- [WORK TO COMPLETE]:
Scan the records for the string "越A越B"; copy each line where it occurs.

- [RECORDS FOR THE EXERCISE]:
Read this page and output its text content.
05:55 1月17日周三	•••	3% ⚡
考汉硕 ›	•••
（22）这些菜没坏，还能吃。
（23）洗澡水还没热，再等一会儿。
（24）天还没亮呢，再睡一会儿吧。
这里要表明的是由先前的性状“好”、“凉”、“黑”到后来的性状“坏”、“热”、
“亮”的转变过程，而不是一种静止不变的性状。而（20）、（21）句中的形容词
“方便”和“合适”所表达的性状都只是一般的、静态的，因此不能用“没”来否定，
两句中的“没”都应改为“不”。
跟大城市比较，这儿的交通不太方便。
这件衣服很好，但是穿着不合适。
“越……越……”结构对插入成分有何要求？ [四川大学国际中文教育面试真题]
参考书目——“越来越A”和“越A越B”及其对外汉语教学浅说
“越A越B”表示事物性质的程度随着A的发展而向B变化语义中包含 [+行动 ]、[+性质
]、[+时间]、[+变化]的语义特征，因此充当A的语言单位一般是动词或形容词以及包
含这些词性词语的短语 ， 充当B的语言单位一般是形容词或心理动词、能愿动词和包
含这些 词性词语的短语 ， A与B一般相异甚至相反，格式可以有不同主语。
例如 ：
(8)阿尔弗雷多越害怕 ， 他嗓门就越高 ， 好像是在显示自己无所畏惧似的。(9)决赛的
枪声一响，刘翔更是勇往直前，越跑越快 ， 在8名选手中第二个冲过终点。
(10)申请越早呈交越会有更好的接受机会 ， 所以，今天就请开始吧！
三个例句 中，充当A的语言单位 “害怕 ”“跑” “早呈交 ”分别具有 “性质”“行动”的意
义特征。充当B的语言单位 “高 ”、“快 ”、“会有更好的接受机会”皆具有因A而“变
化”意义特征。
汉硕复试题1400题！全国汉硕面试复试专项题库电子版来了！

...

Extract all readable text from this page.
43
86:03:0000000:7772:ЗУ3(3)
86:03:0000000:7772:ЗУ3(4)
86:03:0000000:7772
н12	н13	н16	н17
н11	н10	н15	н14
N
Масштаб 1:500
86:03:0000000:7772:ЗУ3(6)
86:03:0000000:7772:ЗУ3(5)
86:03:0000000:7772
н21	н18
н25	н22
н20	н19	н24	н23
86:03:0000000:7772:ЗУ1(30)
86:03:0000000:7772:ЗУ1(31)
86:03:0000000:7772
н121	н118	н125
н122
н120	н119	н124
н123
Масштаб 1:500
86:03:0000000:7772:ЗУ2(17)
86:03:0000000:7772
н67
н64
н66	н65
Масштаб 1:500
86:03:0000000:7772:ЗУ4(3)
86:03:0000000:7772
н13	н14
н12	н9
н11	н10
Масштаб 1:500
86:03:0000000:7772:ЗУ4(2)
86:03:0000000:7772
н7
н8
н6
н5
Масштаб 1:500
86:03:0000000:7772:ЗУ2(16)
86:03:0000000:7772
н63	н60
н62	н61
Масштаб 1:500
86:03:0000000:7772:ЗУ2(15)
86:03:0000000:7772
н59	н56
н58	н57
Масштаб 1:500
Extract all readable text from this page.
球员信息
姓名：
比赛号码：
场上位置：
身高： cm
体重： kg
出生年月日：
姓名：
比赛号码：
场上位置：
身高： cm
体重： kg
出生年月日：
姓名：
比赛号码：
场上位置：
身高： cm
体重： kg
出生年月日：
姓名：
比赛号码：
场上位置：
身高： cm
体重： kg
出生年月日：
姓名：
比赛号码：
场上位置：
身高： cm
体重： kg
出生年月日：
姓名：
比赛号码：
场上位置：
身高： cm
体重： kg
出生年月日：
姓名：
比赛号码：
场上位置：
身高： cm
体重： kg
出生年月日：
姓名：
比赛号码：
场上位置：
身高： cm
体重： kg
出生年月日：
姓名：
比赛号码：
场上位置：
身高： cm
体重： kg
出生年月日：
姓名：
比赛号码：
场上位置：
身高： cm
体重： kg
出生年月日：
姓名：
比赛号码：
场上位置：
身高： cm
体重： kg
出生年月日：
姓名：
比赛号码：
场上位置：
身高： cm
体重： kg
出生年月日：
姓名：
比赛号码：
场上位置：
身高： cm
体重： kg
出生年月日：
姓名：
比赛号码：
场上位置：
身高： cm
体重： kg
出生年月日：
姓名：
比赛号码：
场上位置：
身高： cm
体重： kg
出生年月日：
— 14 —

- [EXPECTED ANSWER]:
参考书目——“越来越A”和“越A越B”及其对外汉语教学浅说
“越A越B”表示事物性质的程度随着A的发展而向B变化语义中包含 [+行动 ]、[+性质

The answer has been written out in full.